EXERCISE
Count every line below that contains "title", then state the total with no other output.

RECORDED INFORMATION
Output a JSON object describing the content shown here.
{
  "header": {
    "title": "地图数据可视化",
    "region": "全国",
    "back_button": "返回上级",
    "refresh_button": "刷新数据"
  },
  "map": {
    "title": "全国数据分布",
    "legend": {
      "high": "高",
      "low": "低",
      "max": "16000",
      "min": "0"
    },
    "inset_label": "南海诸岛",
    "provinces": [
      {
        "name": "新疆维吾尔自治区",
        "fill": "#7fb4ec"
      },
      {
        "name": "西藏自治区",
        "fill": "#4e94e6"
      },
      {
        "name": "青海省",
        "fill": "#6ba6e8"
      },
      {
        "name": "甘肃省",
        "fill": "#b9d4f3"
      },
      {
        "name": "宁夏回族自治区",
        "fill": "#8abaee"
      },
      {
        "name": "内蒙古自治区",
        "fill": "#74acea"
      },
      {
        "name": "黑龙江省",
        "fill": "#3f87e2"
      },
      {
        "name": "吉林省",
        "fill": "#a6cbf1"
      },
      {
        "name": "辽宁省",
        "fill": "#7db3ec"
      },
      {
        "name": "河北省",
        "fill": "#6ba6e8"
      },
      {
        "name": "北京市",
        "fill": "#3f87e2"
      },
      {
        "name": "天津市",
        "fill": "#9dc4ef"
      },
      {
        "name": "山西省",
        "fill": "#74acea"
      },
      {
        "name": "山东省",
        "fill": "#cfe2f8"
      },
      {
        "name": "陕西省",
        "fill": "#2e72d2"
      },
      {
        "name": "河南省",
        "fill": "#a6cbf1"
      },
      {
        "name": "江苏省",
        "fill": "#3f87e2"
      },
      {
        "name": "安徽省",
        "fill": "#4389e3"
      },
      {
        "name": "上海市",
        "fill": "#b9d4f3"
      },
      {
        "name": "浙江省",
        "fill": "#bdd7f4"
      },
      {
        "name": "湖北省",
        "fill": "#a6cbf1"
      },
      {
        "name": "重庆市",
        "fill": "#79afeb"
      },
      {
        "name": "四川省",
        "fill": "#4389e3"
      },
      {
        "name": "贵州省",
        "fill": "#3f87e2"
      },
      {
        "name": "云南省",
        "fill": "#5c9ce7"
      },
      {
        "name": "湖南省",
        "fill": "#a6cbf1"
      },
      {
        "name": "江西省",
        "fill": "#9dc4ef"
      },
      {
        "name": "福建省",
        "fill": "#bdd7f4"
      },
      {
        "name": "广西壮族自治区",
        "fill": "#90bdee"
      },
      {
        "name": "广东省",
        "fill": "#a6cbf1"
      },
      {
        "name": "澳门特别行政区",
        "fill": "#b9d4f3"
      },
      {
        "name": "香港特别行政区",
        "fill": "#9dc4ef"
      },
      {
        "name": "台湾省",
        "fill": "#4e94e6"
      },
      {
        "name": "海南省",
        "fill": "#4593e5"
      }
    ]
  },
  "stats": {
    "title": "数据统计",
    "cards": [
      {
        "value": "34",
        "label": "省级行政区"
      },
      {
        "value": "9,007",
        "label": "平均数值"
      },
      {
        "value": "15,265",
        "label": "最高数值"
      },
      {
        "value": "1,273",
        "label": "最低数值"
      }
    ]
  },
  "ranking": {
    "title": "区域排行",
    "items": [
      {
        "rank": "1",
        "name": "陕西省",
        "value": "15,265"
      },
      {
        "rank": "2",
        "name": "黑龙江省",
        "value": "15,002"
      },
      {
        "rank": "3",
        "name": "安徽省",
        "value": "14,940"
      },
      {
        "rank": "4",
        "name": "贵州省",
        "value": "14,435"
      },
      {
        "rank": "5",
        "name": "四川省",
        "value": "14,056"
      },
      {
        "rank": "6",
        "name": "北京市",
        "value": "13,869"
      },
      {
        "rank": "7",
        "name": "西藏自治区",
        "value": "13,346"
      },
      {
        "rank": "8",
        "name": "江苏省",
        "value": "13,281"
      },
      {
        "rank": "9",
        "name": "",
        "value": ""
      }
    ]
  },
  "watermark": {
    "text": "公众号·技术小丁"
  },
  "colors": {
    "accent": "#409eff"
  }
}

OUTPUT FOR THIS EXERCISE
4